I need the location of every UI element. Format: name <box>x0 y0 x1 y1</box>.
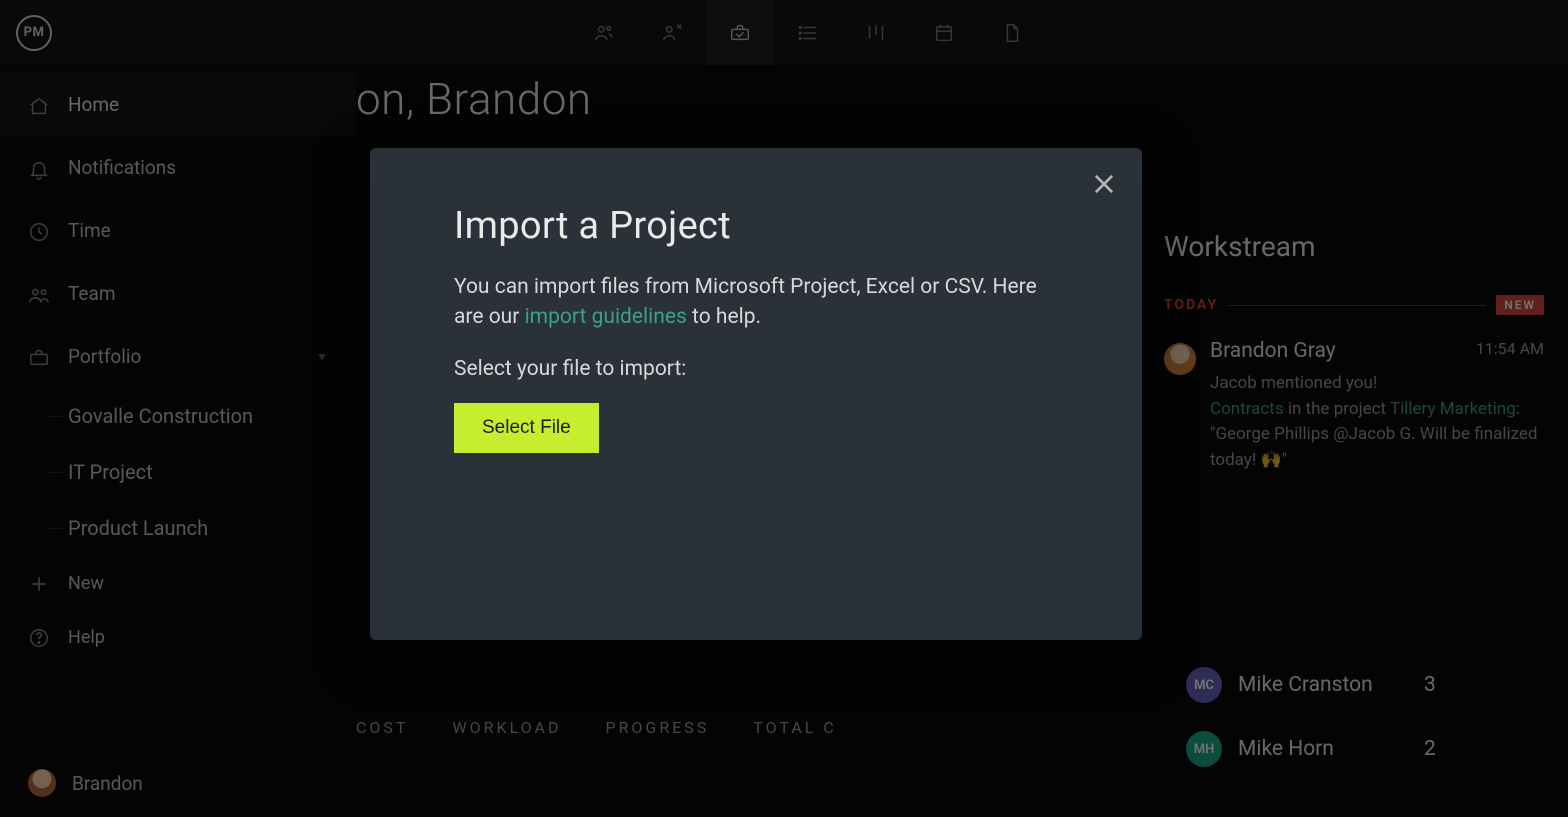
import-guidelines-link[interactable]: import guidelines <box>525 305 687 329</box>
modal-description: You can import files from Microsoft Proj… <box>454 272 1058 333</box>
app-root: PM Home Notifications Time Team <box>0 0 1568 817</box>
select-file-button[interactable]: Select File <box>454 403 599 453</box>
close-icon <box>1090 183 1118 202</box>
select-file-label: Select your file to import: <box>454 357 1058 381</box>
modal-title: Import a Project <box>454 204 1058 248</box>
close-button[interactable] <box>1090 170 1118 202</box>
import-project-modal: Import a Project You can import files fr… <box>370 148 1142 640</box>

◇ ◇ ◇ ◇ ◇ ◇ ◇

What to produce: Reproduce the items above verbatim, starting from the first line and ending with the line that contains "select-file-label: Select your", inclusive. Omit the pictures.

Answer to this task:
I need the location of every UI element. Format: name <box>x0 y0 x1 y1</box>.
import-guidelines-link[interactable]: import guidelines <box>525 305 687 329</box>
modal-description: You can import files from Microsoft Proj… <box>454 272 1058 333</box>
app-root: PM Home Notifications Time Team <box>0 0 1568 817</box>
select-file-button[interactable]: Select File <box>454 403 599 453</box>
close-icon <box>1090 183 1118 202</box>
select-file-label: Select your file to import: <box>454 357 1058 381</box>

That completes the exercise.